Collection entries:
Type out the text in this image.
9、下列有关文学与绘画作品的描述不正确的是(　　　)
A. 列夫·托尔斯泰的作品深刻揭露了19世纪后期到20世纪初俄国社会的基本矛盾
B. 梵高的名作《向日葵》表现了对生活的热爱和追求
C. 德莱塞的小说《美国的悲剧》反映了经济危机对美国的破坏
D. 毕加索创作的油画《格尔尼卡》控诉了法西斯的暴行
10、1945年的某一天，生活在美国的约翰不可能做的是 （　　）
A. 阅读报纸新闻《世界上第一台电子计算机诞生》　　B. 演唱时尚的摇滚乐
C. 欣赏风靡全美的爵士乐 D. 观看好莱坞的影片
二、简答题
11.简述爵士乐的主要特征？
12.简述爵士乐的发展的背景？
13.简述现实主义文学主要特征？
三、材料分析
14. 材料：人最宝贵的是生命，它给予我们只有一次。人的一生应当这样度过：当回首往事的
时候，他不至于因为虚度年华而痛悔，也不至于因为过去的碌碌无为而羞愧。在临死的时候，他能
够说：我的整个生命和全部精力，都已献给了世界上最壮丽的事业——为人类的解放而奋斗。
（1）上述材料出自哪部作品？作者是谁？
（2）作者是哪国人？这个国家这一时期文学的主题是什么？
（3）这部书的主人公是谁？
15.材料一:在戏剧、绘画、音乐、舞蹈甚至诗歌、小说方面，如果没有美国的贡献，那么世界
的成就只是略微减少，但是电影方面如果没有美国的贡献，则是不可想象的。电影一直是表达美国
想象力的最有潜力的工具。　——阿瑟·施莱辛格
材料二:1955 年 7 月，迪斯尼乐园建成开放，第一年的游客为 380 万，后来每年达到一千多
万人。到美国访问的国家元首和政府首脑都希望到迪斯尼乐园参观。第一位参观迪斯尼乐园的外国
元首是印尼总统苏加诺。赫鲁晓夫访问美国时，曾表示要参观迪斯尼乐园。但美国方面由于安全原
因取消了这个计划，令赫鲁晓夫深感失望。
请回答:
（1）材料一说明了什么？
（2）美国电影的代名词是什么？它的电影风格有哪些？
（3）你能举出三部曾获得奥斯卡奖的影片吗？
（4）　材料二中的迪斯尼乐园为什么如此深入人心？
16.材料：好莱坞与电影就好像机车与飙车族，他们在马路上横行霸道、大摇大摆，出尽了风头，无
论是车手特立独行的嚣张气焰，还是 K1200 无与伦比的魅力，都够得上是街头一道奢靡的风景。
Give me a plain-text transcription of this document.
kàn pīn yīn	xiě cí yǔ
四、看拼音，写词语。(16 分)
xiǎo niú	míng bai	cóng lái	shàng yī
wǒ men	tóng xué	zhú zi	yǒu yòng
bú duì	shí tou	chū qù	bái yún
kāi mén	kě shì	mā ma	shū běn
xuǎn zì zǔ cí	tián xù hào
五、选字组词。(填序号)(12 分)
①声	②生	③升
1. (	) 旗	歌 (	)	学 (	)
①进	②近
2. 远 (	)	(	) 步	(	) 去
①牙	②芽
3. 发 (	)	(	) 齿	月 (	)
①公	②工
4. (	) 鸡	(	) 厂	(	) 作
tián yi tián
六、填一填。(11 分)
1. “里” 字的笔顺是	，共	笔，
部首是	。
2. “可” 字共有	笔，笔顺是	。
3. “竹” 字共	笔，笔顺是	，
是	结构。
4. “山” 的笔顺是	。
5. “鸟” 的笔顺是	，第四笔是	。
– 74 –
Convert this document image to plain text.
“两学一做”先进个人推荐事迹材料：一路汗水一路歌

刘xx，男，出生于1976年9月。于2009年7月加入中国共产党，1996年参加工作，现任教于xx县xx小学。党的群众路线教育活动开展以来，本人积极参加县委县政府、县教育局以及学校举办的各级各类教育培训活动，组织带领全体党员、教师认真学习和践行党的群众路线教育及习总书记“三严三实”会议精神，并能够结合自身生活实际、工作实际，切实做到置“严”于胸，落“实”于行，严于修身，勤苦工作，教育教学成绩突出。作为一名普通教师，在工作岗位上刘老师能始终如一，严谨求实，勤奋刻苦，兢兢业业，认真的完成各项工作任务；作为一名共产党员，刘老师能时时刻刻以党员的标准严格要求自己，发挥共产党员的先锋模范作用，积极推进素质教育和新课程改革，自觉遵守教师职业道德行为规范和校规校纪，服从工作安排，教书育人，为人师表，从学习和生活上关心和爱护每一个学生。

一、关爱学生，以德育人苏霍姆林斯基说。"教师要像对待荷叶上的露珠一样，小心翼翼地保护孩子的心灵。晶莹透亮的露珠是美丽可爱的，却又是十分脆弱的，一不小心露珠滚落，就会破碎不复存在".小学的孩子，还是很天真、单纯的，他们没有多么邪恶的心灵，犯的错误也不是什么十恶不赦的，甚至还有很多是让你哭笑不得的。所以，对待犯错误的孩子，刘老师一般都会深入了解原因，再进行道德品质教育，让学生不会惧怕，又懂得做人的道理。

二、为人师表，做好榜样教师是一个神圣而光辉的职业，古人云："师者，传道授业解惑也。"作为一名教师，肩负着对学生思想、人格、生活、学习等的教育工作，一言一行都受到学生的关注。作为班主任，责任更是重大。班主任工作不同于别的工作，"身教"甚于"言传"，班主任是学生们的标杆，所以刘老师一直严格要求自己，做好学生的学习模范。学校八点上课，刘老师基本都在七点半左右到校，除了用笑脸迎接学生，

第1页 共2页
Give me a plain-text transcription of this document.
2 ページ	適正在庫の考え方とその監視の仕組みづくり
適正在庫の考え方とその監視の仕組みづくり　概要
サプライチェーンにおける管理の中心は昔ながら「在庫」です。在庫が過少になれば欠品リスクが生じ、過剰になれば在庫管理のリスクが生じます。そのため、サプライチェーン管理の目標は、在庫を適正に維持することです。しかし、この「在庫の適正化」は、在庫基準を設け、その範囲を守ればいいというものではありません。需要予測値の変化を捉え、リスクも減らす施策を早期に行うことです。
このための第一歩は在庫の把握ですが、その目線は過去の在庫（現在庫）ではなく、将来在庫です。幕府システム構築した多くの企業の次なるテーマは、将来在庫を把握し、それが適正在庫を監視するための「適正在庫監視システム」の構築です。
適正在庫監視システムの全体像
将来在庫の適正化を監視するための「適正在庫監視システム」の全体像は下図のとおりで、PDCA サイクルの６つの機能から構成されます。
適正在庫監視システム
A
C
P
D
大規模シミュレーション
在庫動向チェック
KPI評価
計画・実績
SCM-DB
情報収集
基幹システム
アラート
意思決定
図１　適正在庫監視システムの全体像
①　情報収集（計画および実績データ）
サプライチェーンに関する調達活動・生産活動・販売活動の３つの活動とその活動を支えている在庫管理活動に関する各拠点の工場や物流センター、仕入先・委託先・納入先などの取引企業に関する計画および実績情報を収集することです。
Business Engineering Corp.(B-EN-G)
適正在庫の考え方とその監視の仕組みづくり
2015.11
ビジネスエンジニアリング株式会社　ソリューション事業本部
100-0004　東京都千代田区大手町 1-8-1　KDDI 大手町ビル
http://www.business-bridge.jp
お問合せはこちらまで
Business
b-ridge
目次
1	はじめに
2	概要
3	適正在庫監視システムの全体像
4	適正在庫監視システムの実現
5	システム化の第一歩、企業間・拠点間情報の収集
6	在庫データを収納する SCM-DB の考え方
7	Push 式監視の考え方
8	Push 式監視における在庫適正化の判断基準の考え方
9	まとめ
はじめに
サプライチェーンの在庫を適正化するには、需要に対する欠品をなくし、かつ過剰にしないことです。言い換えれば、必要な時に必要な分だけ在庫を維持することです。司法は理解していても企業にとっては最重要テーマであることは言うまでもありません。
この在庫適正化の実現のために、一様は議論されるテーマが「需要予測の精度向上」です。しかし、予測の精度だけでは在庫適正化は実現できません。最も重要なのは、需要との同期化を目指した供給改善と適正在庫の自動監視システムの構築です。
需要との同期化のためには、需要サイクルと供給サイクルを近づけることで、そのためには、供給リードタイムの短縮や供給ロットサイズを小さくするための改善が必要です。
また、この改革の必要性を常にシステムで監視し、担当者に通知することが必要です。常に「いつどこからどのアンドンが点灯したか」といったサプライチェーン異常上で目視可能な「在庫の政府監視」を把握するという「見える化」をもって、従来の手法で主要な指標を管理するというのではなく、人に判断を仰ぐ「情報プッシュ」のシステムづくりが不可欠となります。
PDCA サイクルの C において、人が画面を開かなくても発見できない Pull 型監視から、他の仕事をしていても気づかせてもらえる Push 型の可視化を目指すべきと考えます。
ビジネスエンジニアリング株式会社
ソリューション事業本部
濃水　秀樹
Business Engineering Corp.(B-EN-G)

◆ **The problem**: Collect every line from the records above that contains the word "PDCA".

◆ **Finished answer**:
将来在庫の適正化を監視するための「適正在庫監視システム」の全体像は下図のとおりで、PDCA サイクルの６つの機能から構成されます。
PDCA サイクルの C において、人が画面を開かなくても発見できない Pull 型監視から、他の仕事をしていても気づかせてもらえる Push 型の可視化を目指すべきと考えます。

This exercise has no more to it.